Task goal |
What follows is a set of entries. Give them again exactly, without the pictures.

Raw records |
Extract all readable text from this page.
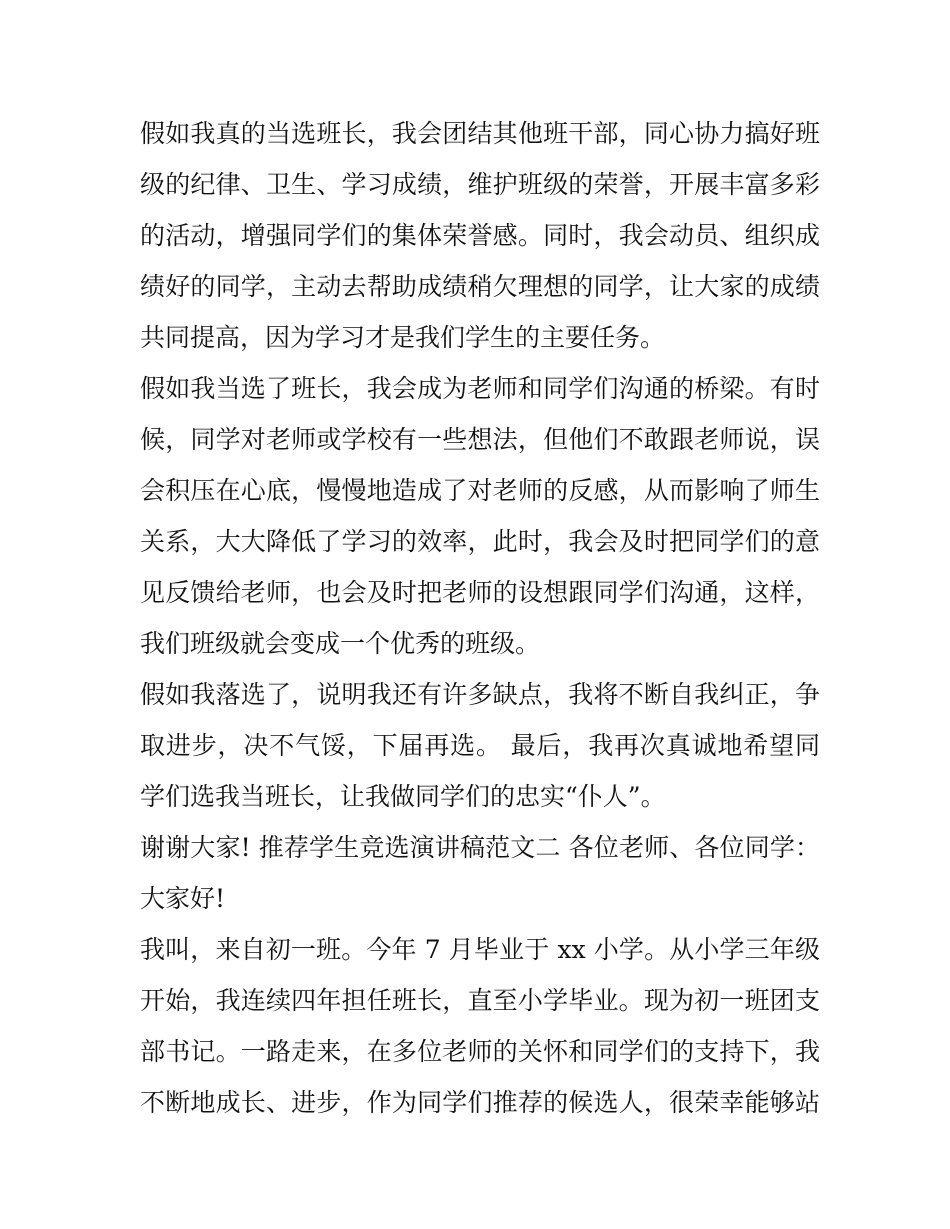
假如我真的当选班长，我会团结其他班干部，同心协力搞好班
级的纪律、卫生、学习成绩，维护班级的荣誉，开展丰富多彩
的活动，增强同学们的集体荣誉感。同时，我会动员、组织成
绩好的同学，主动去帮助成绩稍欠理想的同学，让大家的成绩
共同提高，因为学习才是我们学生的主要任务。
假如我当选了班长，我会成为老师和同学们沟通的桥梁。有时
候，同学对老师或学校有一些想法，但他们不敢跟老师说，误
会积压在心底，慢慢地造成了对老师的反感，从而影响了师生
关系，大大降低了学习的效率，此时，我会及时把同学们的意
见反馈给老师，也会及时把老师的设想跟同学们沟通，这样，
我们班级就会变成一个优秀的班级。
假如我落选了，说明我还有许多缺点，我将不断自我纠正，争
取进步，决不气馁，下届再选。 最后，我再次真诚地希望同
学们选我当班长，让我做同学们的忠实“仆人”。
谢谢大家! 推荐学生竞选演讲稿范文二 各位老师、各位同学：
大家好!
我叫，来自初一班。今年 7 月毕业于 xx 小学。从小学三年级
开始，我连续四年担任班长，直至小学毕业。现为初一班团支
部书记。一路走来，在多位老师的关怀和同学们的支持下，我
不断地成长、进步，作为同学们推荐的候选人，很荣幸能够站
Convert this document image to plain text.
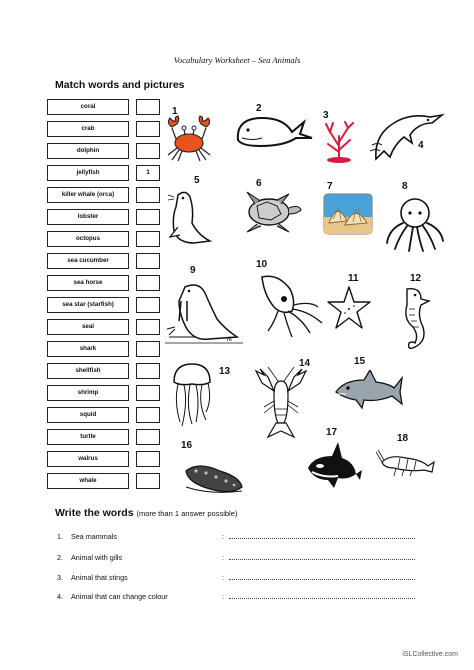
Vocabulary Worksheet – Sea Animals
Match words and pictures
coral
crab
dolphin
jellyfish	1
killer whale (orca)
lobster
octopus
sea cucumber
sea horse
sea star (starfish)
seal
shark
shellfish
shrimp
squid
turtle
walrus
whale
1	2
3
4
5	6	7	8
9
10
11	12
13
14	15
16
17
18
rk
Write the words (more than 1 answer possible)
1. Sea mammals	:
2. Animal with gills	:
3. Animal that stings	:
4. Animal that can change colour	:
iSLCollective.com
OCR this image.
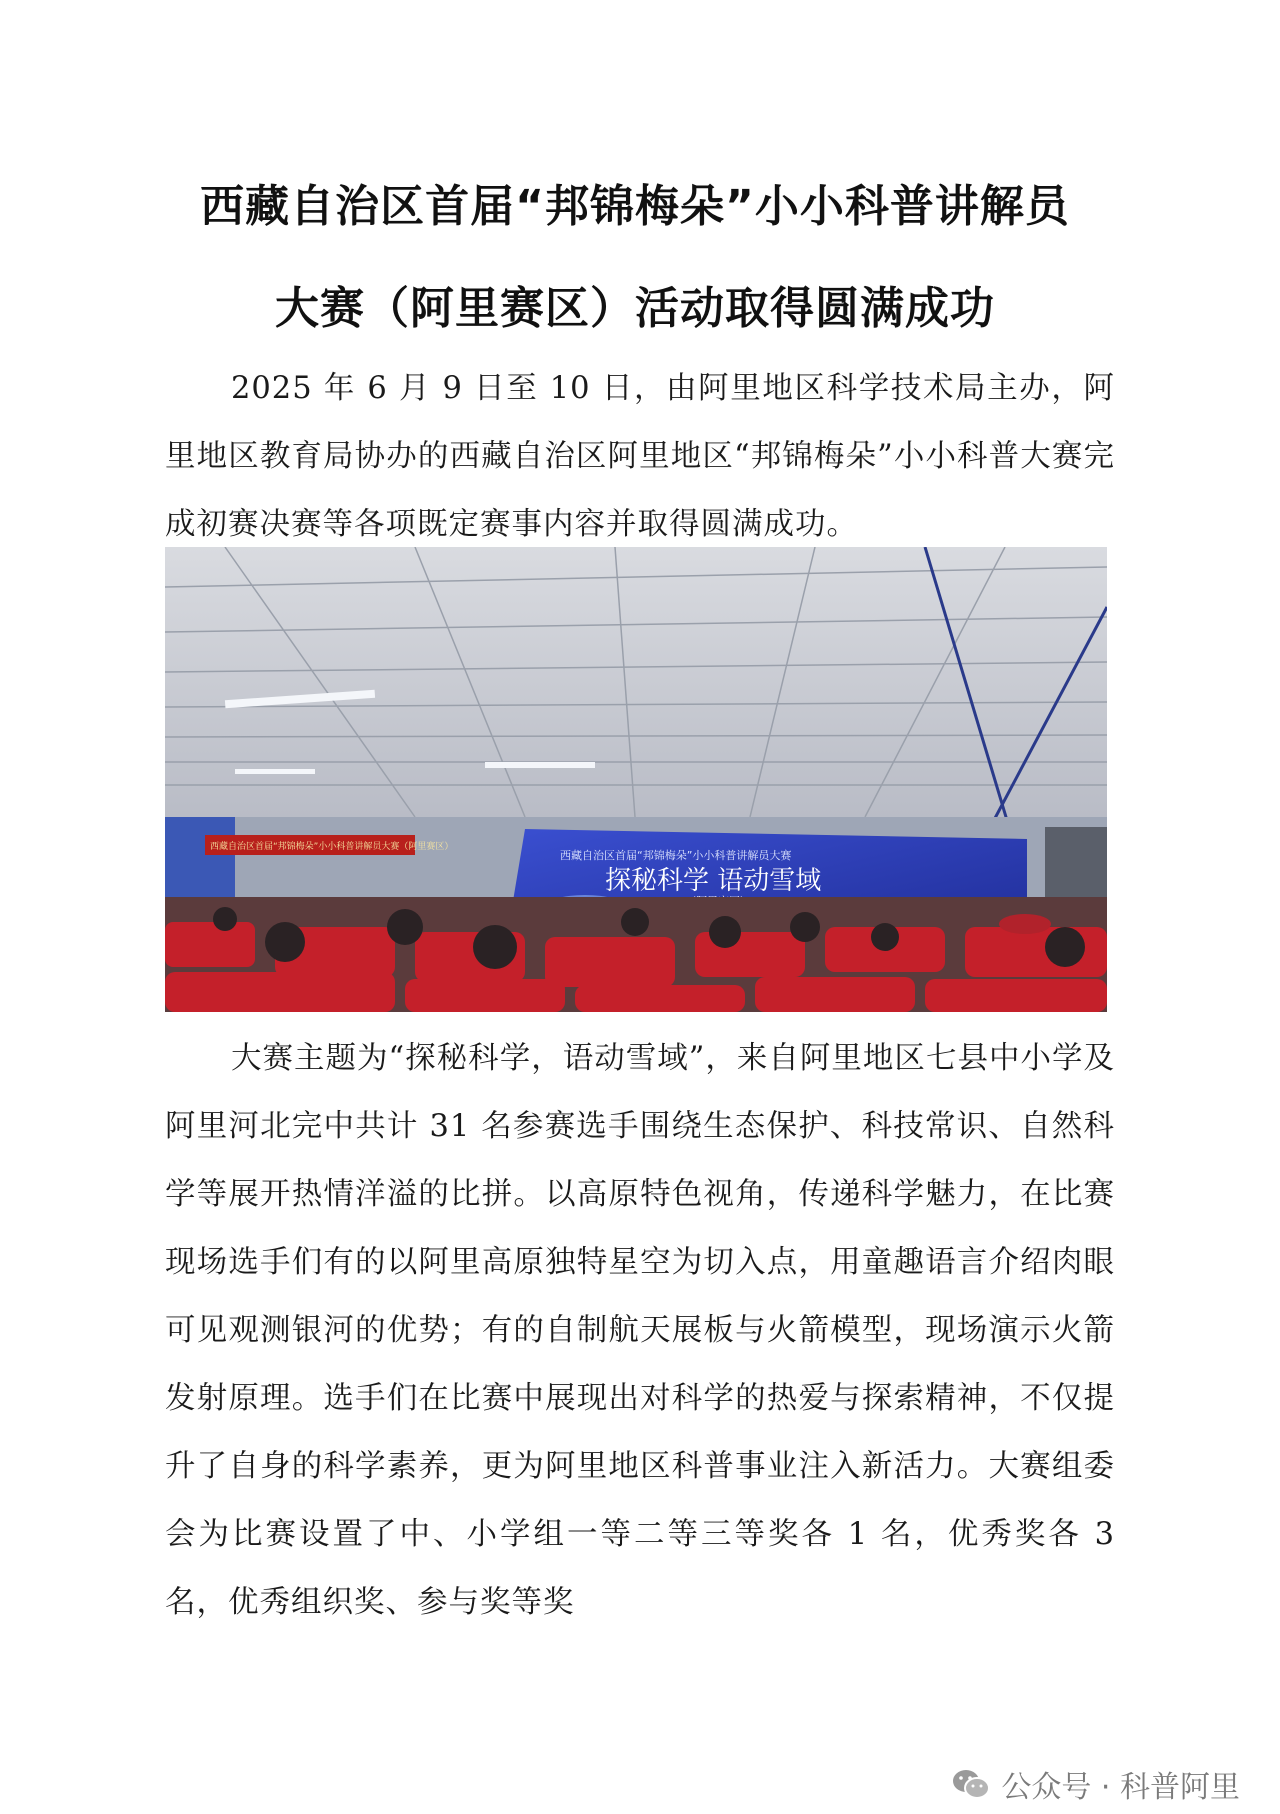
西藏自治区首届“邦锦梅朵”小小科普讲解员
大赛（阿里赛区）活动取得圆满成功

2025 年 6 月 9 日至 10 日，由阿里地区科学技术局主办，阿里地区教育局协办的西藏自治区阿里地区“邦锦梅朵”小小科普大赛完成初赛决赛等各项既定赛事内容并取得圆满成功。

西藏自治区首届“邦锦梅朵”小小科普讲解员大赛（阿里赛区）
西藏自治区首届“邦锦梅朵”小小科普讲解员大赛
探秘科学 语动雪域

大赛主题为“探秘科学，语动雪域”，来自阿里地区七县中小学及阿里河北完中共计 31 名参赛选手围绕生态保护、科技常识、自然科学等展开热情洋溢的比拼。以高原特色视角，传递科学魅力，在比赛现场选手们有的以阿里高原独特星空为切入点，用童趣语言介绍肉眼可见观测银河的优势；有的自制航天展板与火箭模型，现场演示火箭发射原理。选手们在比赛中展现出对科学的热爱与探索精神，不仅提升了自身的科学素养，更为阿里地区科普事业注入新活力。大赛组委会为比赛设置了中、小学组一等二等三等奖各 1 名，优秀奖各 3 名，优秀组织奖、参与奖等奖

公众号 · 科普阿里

Result below |
Extract all readable text from this page.
假如我真的当选班长，我会团结其他班干部，同心协力搞好班
级的纪律、卫生、学习成绩，维护班级的荣誉，开展丰富多彩
的活动，增强同学们的集体荣誉感。同时，我会动员、组织成
绩好的同学，主动去帮助成绩稍欠理想的同学，让大家的成绩
共同提高，因为学习才是我们学生的主要任务。
假如我当选了班长，我会成为老师和同学们沟通的桥梁。有时
候，同学对老师或学校有一些想法，但他们不敢跟老师说，误
会积压在心底，慢慢地造成了对老师的反感，从而影响了师生
关系，大大降低了学习的效率，此时，我会及时把同学们的意
见反馈给老师，也会及时把老师的设想跟同学们沟通，这样，
我们班级就会变成一个优秀的班级。
假如我落选了，说明我还有许多缺点，我将不断自我纠正，争
取进步，决不气馁，下届再选。 最后，我再次真诚地希望同
学们选我当班长，让我做同学们的忠实“仆人”。
谢谢大家! 推荐学生竞选演讲稿范文二 各位老师、各位同学：
大家好!
我叫，来自初一班。今年 7 月毕业于 xx 小学。从小学三年级
开始，我连续四年担任班长，直至小学毕业。现为初一班团支
部书记。一路走来，在多位老师的关怀和同学们的支持下，我
不断地成长、进步，作为同学们推荐的候选人，很荣幸能够站
Convert this document image to plain text.
Vocabulary Worksheet – Sea Animals
Match words and pictures
coral
crab
dolphin
jellyfish	1
killer whale (orca)
lobster
octopus
sea cucumber
sea horse
sea star (starfish)
seal
shark
shellfish
shrimp
squid
turtle
walrus
whale
1	2
3
4
5	6	7	8
9
10
11	12
13
14	15
16
17
18
rk
Write the words (more than 1 answer possible)
1. Sea mammals	:
2. Animal with gills	:
3. Animal that stings	:
4. Animal that can change colour	:
iSLCollective.com
OCR this image.
西藏自治区首届“邦锦梅朵”小小科普讲解员
大赛（阿里赛区）活动取得圆满成功

2025 年 6 月 9 日至 10 日，由阿里地区科学技术局主办，阿里地区教育局协办的西藏自治区阿里地区“邦锦梅朵”小小科普大赛完成初赛决赛等各项既定赛事内容并取得圆满成功。

西藏自治区首届“邦锦梅朵”小小科普讲解员大赛（阿里赛区）
西藏自治区首届“邦锦梅朵”小小科普讲解员大赛
探秘科学 语动雪域

大赛主题为“探秘科学，语动雪域”，来自阿里地区七县中小学及阿里河北完中共计 31 名参赛选手围绕生态保护、科技常识、自然科学等展开热情洋溢的比拼。以高原特色视角，传递科学魅力，在比赛现场选手们有的以阿里高原独特星空为切入点，用童趣语言介绍肉眼可见观测银河的优势；有的自制航天展板与火箭模型，现场演示火箭发射原理。选手们在比赛中展现出对科学的热爱与探索精神，不仅提升了自身的科学素养，更为阿里地区科普事业注入新活力。大赛组委会为比赛设置了中、小学组一等二等三等奖各 1 名，优秀奖各 3 名，优秀组织奖、参与奖等奖

公众号 · 科普阿里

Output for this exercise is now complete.